Problem to work on — Return a copy of each line that holds the string "into".

Stored rows —
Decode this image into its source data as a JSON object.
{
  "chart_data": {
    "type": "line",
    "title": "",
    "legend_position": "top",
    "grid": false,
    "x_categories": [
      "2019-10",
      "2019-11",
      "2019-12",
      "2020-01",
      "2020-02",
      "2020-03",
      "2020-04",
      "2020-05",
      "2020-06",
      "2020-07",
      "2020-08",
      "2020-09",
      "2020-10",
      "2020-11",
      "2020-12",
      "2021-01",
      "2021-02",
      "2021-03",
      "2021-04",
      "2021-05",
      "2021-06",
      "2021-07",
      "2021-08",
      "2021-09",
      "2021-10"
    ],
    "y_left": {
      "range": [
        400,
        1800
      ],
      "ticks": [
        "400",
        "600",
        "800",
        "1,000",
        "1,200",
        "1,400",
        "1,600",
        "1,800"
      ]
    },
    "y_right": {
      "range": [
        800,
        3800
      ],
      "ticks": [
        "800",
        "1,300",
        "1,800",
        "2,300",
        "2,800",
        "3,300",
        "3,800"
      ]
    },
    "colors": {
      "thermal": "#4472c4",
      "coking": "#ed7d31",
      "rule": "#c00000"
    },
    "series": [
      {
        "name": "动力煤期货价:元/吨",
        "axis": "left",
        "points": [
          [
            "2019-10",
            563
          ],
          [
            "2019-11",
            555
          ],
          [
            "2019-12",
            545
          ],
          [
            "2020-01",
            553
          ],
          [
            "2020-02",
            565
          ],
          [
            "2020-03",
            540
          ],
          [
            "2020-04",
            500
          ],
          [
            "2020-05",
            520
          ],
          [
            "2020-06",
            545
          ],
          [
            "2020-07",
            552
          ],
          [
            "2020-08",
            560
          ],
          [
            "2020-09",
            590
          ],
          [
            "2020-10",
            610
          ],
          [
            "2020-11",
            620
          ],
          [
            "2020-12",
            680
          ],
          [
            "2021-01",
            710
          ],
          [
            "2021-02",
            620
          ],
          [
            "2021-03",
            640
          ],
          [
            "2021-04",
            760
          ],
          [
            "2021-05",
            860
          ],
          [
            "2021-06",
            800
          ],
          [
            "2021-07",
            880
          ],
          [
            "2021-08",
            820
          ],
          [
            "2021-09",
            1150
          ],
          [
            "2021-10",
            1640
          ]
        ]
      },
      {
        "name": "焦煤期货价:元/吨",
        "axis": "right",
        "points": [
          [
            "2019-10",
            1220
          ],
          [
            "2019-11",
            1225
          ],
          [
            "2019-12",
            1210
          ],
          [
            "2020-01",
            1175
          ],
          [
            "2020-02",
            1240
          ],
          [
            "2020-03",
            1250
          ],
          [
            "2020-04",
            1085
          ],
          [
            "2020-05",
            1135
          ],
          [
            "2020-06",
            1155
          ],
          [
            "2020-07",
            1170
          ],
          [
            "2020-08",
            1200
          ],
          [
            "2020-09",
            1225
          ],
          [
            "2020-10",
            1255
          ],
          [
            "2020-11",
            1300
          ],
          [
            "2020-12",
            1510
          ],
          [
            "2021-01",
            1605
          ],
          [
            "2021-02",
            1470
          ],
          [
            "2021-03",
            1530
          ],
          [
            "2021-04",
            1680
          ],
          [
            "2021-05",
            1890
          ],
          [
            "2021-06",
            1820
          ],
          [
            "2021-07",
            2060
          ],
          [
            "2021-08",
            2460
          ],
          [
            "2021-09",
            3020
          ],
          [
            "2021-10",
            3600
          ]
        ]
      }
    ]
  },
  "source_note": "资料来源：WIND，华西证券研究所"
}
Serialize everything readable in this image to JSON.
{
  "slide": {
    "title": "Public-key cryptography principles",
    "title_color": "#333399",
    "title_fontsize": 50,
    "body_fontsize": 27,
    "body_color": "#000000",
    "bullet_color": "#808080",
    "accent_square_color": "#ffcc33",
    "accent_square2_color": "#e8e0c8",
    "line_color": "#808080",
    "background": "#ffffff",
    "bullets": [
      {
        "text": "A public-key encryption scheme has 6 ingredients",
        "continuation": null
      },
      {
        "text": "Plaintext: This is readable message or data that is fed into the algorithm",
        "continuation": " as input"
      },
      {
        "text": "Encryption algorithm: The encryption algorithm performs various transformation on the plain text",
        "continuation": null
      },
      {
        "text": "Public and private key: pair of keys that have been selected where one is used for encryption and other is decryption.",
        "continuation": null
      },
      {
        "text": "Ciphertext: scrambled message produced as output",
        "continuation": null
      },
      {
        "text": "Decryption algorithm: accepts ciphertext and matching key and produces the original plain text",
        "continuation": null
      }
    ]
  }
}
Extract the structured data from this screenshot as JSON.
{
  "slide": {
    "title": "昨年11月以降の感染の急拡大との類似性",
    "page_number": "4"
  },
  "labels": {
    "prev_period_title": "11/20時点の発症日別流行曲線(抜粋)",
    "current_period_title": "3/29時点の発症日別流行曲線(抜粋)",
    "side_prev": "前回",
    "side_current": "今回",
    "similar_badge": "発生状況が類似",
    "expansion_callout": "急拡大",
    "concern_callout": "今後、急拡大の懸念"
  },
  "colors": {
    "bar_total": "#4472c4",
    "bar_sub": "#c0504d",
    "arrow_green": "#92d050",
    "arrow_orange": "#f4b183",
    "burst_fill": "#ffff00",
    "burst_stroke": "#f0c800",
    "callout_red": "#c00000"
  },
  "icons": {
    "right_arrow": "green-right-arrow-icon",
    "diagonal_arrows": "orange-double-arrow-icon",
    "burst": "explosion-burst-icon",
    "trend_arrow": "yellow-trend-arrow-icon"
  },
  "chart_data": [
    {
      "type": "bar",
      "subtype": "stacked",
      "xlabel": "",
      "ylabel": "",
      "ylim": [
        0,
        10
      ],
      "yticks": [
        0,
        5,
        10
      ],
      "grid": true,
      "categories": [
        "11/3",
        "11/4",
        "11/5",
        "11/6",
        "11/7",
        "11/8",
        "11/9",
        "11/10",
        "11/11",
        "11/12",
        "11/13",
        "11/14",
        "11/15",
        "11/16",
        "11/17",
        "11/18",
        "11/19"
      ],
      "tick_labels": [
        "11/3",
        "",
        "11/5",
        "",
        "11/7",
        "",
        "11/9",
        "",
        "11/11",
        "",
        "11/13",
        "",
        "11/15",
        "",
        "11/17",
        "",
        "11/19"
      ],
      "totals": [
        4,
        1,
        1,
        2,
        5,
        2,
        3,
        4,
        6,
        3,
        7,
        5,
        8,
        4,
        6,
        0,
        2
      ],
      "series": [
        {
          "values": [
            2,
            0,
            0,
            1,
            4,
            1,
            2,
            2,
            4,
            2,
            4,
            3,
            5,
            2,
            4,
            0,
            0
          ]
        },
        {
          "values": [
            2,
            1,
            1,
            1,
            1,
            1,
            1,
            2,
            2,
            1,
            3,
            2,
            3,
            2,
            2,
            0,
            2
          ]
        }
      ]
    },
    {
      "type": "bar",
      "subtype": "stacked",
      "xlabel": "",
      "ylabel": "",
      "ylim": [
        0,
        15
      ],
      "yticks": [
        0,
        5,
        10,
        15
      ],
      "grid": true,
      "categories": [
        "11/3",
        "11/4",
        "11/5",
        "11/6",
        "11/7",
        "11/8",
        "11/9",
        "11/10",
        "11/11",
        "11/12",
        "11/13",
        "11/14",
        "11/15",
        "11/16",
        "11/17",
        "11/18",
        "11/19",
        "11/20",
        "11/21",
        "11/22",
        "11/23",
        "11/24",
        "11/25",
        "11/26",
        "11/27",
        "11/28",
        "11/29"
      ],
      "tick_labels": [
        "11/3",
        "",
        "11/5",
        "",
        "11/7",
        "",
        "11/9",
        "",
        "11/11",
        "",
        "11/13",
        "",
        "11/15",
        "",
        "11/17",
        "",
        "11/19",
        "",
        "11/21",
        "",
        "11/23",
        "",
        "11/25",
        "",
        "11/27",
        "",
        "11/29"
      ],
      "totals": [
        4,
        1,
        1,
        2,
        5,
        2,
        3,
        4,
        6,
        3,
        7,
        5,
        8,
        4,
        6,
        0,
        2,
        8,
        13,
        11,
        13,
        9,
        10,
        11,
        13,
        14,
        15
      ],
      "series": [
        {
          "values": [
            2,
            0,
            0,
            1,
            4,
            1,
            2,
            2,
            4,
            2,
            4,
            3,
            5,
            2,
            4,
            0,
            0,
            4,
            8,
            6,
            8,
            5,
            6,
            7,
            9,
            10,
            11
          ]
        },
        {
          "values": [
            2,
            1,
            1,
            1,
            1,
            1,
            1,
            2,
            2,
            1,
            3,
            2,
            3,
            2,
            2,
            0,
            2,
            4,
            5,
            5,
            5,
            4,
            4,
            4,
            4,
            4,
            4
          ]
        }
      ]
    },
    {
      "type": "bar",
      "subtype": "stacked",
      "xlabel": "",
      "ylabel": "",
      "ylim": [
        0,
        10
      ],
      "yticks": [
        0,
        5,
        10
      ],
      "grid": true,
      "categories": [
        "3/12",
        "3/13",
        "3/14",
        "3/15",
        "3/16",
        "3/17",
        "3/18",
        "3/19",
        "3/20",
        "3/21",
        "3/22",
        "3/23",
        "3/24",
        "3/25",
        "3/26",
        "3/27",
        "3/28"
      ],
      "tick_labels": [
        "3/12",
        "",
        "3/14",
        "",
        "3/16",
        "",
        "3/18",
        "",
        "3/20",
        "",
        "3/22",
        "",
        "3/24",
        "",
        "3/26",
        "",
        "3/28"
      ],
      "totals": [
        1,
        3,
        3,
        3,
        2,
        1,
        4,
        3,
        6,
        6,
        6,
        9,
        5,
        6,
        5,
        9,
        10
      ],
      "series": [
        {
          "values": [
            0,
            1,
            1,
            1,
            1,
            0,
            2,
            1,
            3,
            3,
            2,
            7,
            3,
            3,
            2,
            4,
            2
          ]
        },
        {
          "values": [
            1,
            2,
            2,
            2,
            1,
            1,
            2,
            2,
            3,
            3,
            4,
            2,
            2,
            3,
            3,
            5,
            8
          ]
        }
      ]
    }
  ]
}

Solution to this task —
Decode this image into its source data as a JSON object.
        "text": "Plaintext: This is readable message or data that is fed into the algorithm",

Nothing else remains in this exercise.